Quote the entries that follow exactly, leaving none out.

-------- RECORD EXCERPTS

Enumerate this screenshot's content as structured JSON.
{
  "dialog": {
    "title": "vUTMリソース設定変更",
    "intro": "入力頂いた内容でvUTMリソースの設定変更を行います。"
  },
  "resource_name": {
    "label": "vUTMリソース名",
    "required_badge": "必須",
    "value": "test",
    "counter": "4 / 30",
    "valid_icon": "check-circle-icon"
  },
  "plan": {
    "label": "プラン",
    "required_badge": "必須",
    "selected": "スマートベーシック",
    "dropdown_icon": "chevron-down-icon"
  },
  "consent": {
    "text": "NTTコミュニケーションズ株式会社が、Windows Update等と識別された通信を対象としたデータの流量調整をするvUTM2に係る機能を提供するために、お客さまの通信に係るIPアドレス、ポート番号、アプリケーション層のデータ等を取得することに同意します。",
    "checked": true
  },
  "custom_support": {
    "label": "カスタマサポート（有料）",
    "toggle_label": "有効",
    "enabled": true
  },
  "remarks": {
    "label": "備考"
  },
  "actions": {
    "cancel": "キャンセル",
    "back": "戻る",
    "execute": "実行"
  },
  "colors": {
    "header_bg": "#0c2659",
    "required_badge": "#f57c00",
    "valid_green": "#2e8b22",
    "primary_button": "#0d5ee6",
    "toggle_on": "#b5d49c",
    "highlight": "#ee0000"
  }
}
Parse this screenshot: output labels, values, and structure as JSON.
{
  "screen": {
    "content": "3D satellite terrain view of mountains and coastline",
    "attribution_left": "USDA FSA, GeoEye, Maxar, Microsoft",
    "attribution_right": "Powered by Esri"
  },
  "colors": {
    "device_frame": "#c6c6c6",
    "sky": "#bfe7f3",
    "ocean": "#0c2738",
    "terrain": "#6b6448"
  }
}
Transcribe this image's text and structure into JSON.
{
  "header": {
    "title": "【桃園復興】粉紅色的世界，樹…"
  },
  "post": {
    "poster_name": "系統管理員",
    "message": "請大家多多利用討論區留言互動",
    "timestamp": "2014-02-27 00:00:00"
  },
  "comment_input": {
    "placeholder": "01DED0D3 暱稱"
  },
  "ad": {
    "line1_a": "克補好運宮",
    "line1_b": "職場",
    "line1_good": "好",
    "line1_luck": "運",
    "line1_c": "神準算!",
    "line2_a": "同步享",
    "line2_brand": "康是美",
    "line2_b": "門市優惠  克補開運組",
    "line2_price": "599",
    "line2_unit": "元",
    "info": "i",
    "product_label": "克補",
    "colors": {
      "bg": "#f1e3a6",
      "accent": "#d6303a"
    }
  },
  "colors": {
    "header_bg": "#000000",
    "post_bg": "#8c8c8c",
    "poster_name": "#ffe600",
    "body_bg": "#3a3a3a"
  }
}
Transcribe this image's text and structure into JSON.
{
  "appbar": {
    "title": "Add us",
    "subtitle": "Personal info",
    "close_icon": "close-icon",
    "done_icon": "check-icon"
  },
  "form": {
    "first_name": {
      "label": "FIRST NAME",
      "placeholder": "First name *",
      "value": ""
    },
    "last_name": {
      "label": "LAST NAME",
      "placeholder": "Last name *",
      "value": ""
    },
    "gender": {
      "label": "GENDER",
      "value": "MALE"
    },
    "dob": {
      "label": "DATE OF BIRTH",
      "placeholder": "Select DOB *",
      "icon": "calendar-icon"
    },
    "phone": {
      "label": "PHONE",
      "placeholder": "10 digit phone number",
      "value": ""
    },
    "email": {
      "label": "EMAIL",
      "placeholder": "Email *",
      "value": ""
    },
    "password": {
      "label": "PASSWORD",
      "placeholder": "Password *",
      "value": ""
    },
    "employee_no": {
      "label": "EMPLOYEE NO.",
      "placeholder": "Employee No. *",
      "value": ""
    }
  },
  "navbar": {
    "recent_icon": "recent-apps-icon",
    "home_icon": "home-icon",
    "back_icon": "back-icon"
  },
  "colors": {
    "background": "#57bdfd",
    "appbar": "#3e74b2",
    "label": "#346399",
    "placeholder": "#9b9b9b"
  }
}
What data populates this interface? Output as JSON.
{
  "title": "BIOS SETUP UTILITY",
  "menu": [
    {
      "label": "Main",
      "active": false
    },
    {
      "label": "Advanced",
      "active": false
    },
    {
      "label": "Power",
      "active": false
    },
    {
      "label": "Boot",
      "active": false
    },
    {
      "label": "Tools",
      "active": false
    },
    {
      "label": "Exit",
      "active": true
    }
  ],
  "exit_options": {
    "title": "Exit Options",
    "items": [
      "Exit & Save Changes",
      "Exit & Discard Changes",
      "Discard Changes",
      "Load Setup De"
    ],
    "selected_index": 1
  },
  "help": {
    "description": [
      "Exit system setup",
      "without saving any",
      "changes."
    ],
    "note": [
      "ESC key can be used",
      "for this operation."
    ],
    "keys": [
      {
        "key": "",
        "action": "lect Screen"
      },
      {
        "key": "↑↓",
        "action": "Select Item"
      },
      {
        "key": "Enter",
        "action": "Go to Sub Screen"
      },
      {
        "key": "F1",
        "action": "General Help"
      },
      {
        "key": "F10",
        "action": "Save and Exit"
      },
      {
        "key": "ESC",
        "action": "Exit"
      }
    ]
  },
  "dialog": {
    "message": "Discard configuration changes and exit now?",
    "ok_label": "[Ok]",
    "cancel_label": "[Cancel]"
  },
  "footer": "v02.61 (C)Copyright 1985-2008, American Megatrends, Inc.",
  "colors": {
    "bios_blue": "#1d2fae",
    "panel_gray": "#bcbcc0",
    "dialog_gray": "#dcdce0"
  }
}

----------------

IN RESPONSE =
Enumerate this screenshot's content as structured JSON.
{
  "dialog": {
    "title": "vUTMリソース設定変更",
    "intro": "入力頂いた内容でvUTMリソースの設定変更を行います。"
  },
  "resource_name": {
    "label": "vUTMリソース名",
    "required_badge": "必須",
    "value": "test",
    "counter": "4 / 30",
    "valid_icon": "check-circle-icon"
  },
  "plan": {
    "label": "プラン",
    "required_badge": "必須",
    "selected": "スマートベーシック",
    "dropdown_icon": "chevron-down-icon"
  },
  "consent": {
    "text": "NTTコミュニケーションズ株式会社が、Windows Update等と識別された通信を対象としたデータの流量調整をするvUTM2に係る機能を提供するために、お客さまの通信に係るIPアドレス、ポート番号、アプリケーション層のデータ等を取得することに同意します。",
    "checked": true
  },
  "custom_support": {
    "label": "カスタマサポート（有料）",
    "toggle_label": "有効",
    "enabled": true
  },
  "remarks": {
    "label": "備考"
  },
  "actions": {
    "cancel": "キャンセル",
    "back": "戻る",
    "execute": "実行"
  },
  "colors": {
    "header_bg": "#0c2659",
    "required_badge": "#f57c00",
    "valid_green": "#2e8b22",
    "primary_button": "#0d5ee6",
    "toggle_on": "#b5d49c",
    "highlight": "#ee0000"
  }
}
Parse this screenshot: output labels, values, and structure as JSON.
{
  "screen": {
    "content": "3D satellite terrain view of mountains and coastline",
    "attribution_left": "USDA FSA, GeoEye, Maxar, Microsoft",
    "attribution_right": "Powered by Esri"
  },
  "colors": {
    "device_frame": "#c6c6c6",
    "sky": "#bfe7f3",
    "ocean": "#0c2738",
    "terrain": "#6b6448"
  }
}
Transcribe this image's text and structure into JSON.
{
  "header": {
    "title": "【桃園復興】粉紅色的世界，樹…"
  },
  "post": {
    "poster_name": "系統管理員",
    "message": "請大家多多利用討論區留言互動",
    "timestamp": "2014-02-27 00:00:00"
  },
  "comment_input": {
    "placeholder": "01DED0D3 暱稱"
  },
  "ad": {
    "line1_a": "克補好運宮",
    "line1_b": "職場",
    "line1_good": "好",
    "line1_luck": "運",
    "line1_c": "神準算!",
    "line2_a": "同步享",
    "line2_brand": "康是美",
    "line2_b": "門市優惠  克補開運組",
    "line2_price": "599",
    "line2_unit": "元",
    "info": "i",
    "product_label": "克補",
    "colors": {
      "bg": "#f1e3a6",
      "accent": "#d6303a"
    }
  },
  "colors": {
    "header_bg": "#000000",
    "post_bg": "#8c8c8c",
    "poster_name": "#ffe600",
    "body_bg": "#3a3a3a"
  }
}
Transcribe this image's text and structure into JSON.
{
  "appbar": {
    "title": "Add us",
    "subtitle": "Personal info",
    "close_icon": "close-icon",
    "done_icon": "check-icon"
  },
  "form": {
    "first_name": {
      "label": "FIRST NAME",
      "placeholder": "First name *",
      "value": ""
    },
    "last_name": {
      "label": "LAST NAME",
      "placeholder": "Last name *",
      "value": ""
    },
    "gender": {
      "label": "GENDER",
      "value": "MALE"
    },
    "dob": {
      "label": "DATE OF BIRTH",
      "placeholder": "Select DOB *",
      "icon": "calendar-icon"
    },
    "phone": {
      "label": "PHONE",
      "placeholder": "10 digit phone number",
      "value": ""
    },
    "email": {
      "label": "EMAIL",
      "placeholder": "Email *",
      "value": ""
    },
    "password": {
      "label": "PASSWORD",
      "placeholder": "Password *",
      "value": ""
    },
    "employee_no": {
      "label": "EMPLOYEE NO.",
      "placeholder": "Employee No. *",
      "value": ""
    }
  },
  "navbar": {
    "recent_icon": "recent-apps-icon",
    "home_icon": "home-icon",
    "back_icon": "back-icon"
  },
  "colors": {
    "background": "#57bdfd",
    "appbar": "#3e74b2",
    "label": "#346399",
    "placeholder": "#9b9b9b"
  }
}
What data populates this interface? Output as JSON.
{
  "title": "BIOS SETUP UTILITY",
  "menu": [
    {
      "label": "Main",
      "active": false
    },
    {
      "label": "Advanced",
      "active": false
    },
    {
      "label": "Power",
      "active": false
    },
    {
      "label": "Boot",
      "active": false
    },
    {
      "label": "Tools",
      "active": false
    },
    {
      "label": "Exit",
      "active": true
    }
  ],
  "exit_options": {
    "title": "Exit Options",
    "items": [
      "Exit & Save Changes",
      "Exit & Discard Changes",
      "Discard Changes",
      "Load Setup De"
    ],
    "selected_index": 1
  },
  "help": {
    "description": [
      "Exit system setup",
      "without saving any",
      "changes."
    ],
    "note": [
      "ESC key can be used",
      "for this operation."
    ],
    "keys": [
      {
        "key": "",
        "action": "lect Screen"
      },
      {
        "key": "↑↓",
        "action": "Select Item"
      },
      {
        "key": "Enter",
        "action": "Go to Sub Screen"
      },
      {
        "key": "F1",
        "action": "General Help"
      },
      {
        "key": "F10",
        "action": "Save and Exit"
      },
      {
        "key": "ESC",
        "action": "Exit"
      }
    ]
  },
  "dialog": {
    "message": "Discard configuration changes and exit now?",
    "ok_label": "[Ok]",
    "cancel_label": "[Cancel]"
  },
  "footer": "v02.61 (C)Copyright 1985-2008, American Megatrends, Inc.",
  "colors": {
    "bios_blue": "#1d2fae",
    "panel_gray": "#bcbcc0",
    "dialog_gray": "#dcdce0"
  }
}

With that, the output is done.